Music degrees are usually designed to train musicians that can perform, compose, transpose and teach.

Playing every scale is a fundamental step in learning to transpose, that is to play music in more than the key you learned it in. It's a necessary step for when a guitar player has learned some piece in say, C major and then they need to perform that piece with a singer that can't physically sing in that key.


Luckily for the vast majority of guitarists who don’t know much of any theory there are these magical devices called a capo!

And digital keyboards have a transpose by semi-tone feature!

It is entirely possible to learn to teach, play, and create new music in many styles without any knowledge of music theory.

It’s really hard to get very good at live ensemble music performance without learning some theory as a byproduct of the necessity of communicating with other musicians.

It’s really hard to get good at playing singing and playing songs on instruments like the piano or guitar without learning the names of some chords because reading at least chord and lyric sheets will accelerate your learning process.

I definitely know guitarists who know basically zero theory but who could hear a song a couple of times and then accompany a singer in any key based on playing by ear and interpreted and performed in a way that the original songwriter couldn’t have been imagined.

The entirety of the Nashville music industry is based around a notation system called the Nashville notation. 1s, 5s, diamonds, bars. The keys are left out and depend on which singer is recording with the band. Five note scales, bends, and capos and you’re talking about half of the popular recorded music in the USA in the 20th century, from rock to blues and country and everything in between.
────
• **REQUIRED TASKS**:
1/ In the text on music theory, what notation system is the entire Nashville music industry based around?
2/ Summarize the text on music theory in two sentences.
3/ Transcribe part of the text on music theory, beginning at the words "Music degrees are" and stopping after the words "in that key.".
────
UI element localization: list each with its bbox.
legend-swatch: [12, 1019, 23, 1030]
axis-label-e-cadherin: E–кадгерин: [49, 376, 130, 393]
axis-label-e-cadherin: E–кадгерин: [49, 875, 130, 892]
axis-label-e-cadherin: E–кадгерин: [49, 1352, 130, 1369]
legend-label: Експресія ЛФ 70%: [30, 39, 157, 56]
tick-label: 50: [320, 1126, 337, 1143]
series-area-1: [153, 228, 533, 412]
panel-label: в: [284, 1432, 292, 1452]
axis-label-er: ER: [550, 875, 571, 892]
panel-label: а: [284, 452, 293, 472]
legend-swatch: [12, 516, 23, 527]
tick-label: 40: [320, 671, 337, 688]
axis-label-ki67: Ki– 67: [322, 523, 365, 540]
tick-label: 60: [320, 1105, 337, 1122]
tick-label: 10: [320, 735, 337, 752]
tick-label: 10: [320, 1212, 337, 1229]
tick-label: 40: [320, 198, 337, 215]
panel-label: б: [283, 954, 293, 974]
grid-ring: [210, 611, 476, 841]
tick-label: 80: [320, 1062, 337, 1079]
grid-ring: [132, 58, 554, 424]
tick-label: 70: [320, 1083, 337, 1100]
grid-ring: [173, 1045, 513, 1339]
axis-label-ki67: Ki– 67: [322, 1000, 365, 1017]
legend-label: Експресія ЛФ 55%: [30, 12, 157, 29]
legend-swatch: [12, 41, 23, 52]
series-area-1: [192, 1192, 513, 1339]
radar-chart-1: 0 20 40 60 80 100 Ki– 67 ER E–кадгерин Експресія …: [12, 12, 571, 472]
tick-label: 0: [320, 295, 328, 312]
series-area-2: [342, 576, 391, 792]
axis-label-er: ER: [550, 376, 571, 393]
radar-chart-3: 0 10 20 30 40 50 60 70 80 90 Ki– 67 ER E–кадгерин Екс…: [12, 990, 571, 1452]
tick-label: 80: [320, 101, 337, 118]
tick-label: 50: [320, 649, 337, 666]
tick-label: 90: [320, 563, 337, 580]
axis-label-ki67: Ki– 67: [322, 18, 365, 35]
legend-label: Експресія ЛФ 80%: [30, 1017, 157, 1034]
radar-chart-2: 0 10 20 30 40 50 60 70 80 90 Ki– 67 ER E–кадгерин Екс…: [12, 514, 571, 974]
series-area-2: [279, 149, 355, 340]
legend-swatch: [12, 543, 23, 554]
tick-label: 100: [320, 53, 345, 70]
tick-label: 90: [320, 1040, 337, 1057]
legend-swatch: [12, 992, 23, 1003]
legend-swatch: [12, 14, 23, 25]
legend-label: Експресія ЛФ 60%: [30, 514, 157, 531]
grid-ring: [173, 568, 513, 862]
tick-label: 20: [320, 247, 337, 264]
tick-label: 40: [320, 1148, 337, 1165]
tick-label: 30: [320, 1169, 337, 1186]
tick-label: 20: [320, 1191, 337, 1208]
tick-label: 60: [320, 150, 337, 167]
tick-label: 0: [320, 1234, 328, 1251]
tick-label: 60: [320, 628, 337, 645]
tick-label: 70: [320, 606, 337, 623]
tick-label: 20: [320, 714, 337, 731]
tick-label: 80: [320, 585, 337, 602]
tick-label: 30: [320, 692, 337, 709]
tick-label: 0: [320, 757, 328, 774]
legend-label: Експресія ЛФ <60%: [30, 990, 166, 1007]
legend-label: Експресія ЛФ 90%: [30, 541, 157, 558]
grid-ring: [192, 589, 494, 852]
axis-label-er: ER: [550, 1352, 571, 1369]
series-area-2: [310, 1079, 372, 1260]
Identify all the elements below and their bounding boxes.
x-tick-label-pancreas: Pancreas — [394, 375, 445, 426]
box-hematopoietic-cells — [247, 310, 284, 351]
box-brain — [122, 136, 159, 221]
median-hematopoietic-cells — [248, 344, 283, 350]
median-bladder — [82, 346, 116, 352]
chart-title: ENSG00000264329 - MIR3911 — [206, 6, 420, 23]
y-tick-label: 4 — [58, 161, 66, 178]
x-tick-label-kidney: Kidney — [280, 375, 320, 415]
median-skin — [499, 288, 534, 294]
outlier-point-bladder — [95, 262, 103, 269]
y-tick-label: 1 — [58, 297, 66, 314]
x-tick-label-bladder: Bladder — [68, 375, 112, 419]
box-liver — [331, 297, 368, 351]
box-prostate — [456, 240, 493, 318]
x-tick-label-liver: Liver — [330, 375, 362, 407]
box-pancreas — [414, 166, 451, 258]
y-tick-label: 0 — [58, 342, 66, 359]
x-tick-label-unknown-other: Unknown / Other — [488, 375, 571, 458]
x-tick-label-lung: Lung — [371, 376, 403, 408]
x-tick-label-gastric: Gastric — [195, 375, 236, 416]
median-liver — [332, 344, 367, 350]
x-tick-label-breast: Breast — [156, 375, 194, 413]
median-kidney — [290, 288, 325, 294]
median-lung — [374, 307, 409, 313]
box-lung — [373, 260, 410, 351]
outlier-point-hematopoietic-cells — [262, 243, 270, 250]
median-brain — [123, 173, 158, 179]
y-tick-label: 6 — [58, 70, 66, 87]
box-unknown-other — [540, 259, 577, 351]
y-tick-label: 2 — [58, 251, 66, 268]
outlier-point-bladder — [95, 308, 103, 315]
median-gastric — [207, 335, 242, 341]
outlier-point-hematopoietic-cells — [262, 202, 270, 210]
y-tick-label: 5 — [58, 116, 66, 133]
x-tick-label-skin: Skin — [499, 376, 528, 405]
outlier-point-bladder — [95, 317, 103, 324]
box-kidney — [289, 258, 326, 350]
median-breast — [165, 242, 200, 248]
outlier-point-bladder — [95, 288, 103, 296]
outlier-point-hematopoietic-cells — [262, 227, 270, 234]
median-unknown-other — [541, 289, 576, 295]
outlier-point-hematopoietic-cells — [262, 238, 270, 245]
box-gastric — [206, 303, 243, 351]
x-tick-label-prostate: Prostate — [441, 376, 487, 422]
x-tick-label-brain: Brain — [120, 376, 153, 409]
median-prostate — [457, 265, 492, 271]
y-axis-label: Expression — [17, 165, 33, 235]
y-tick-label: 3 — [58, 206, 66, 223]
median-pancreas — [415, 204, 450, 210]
────
• **WORKED ANSWERS**:
1/ The Nashville notation.

2/ Playing every scale is a basic step toward learning to transpose, but capos help the many guitarists who know little theory, and digital keyboards can transpose by semitone. Teaching, playing, and creating music without theory is entirely possible, though live ensemble performance and playing songs on piano or guitar are hard to get good at without learning some.

3/
Music degrees are usually designed to train musicians that can perform, compose, transpose and teach.

Playing every scale is a fundamental step in learning to transpose, that is to play music in more than the key you learned it in. It's a necessary step for when a guitar player has learned some piece in say, C major and then they need to perform that piece with a singer that can't physically sing in that key.